Please reproduce the kiln dust recycling patent word for word, starting at "3. The process" and ending at "25% by volume.".

TEXT SECTION —
▬▬▬

US 5007823 A
A process and apparatus are described for recycling dust generated in rotary kiln processes such as cement manufacture. The invention resides in enriching the atmosphere in the kiln with oxygen so as to increase the heat generated and accommodate the introduction of recycled kiln dust. The oxygen enrichment and dust recycle are balanced so that the kiln operates to produce the same quality product as it did without either oxygen enrichment or dust recycle.
1. In a process for the operation of a rotary kiln for the thermal processing of a mineral feed by combustion of a fuel with air producing a flame in said kiln and in which a dust is generated from the mineral feed and is recovered from the combustion products exiting said kiln and recycled to said kiln, the improvement which comprises: enriching the air fed into said kiln to combust fuel introduced into said kiln with oxygen concurrently with the recycling of said dust, raising the amount of oxygen sufficiently to raise the concentration of oxygen to above 21% in said kiln and to thereby tend to shorten and intensify said flame and balancing the amount of dust being recycled to said kiln with consequent cooling of and lengthening of said flame against the amount of oxygen enrichment, thereby maintaining the temperature profile of said kiln at the same level as when the kiln was operated without oxygen enrichment and without dust recycling, and wherein the material being processed is a mineral selected from the group consisting of aluminas, clays, limes, cements and other oxides, and the amount of dust recycled comprises between 2% and 20% by weight of the feed material.
2. The process of claim 1 wherein the material being processed produces cement as the product.
3. The process of claim 1 wherein the amount of oxygen enrichment results in an oxygen concentration before combustion of between 21% and 25% by volume.
4. The process of claim 1 wherein the oxygen enrichment is effected by means of an oxygen lance.

▬▬▬

RAW DATA —
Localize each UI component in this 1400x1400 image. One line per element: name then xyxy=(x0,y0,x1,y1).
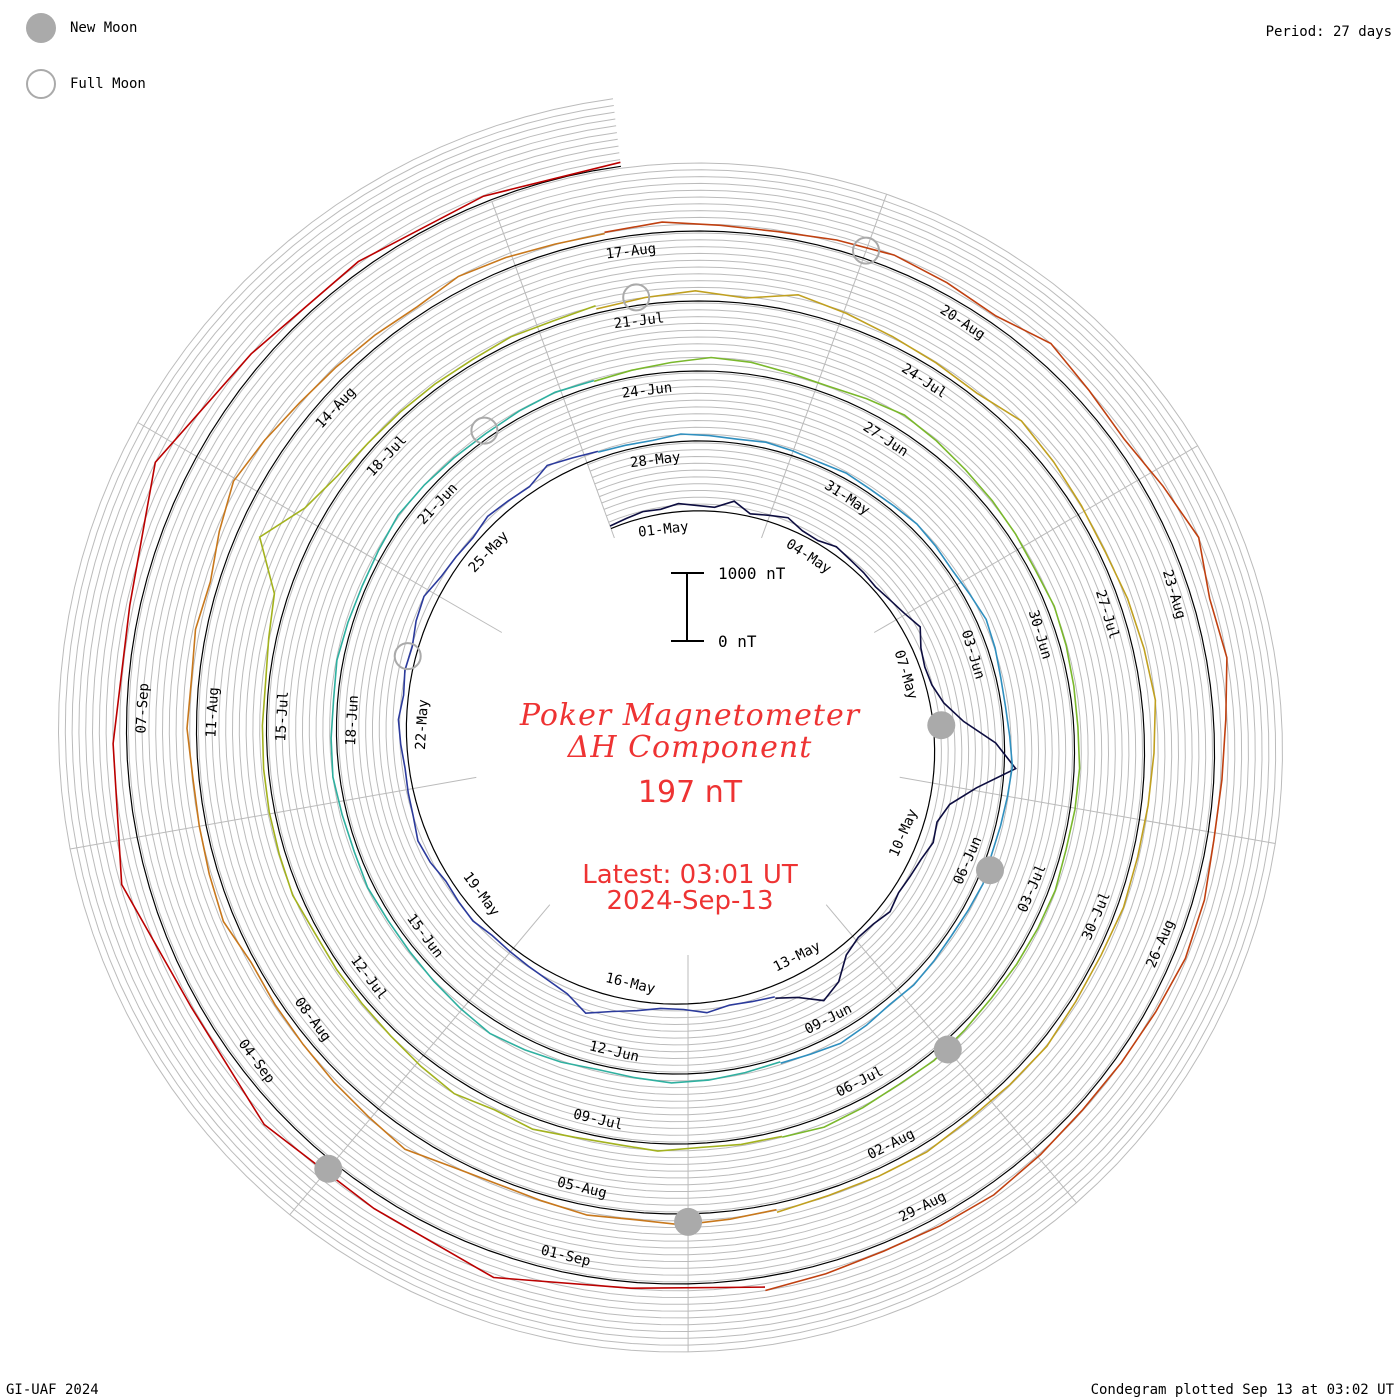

▬▬▬

EXERCISE SOLUTION —
3. The process of claim 1 wherein the amount of oxygen enrichment results in an oxygen concentration before combustion of between 21% and 25% by volume.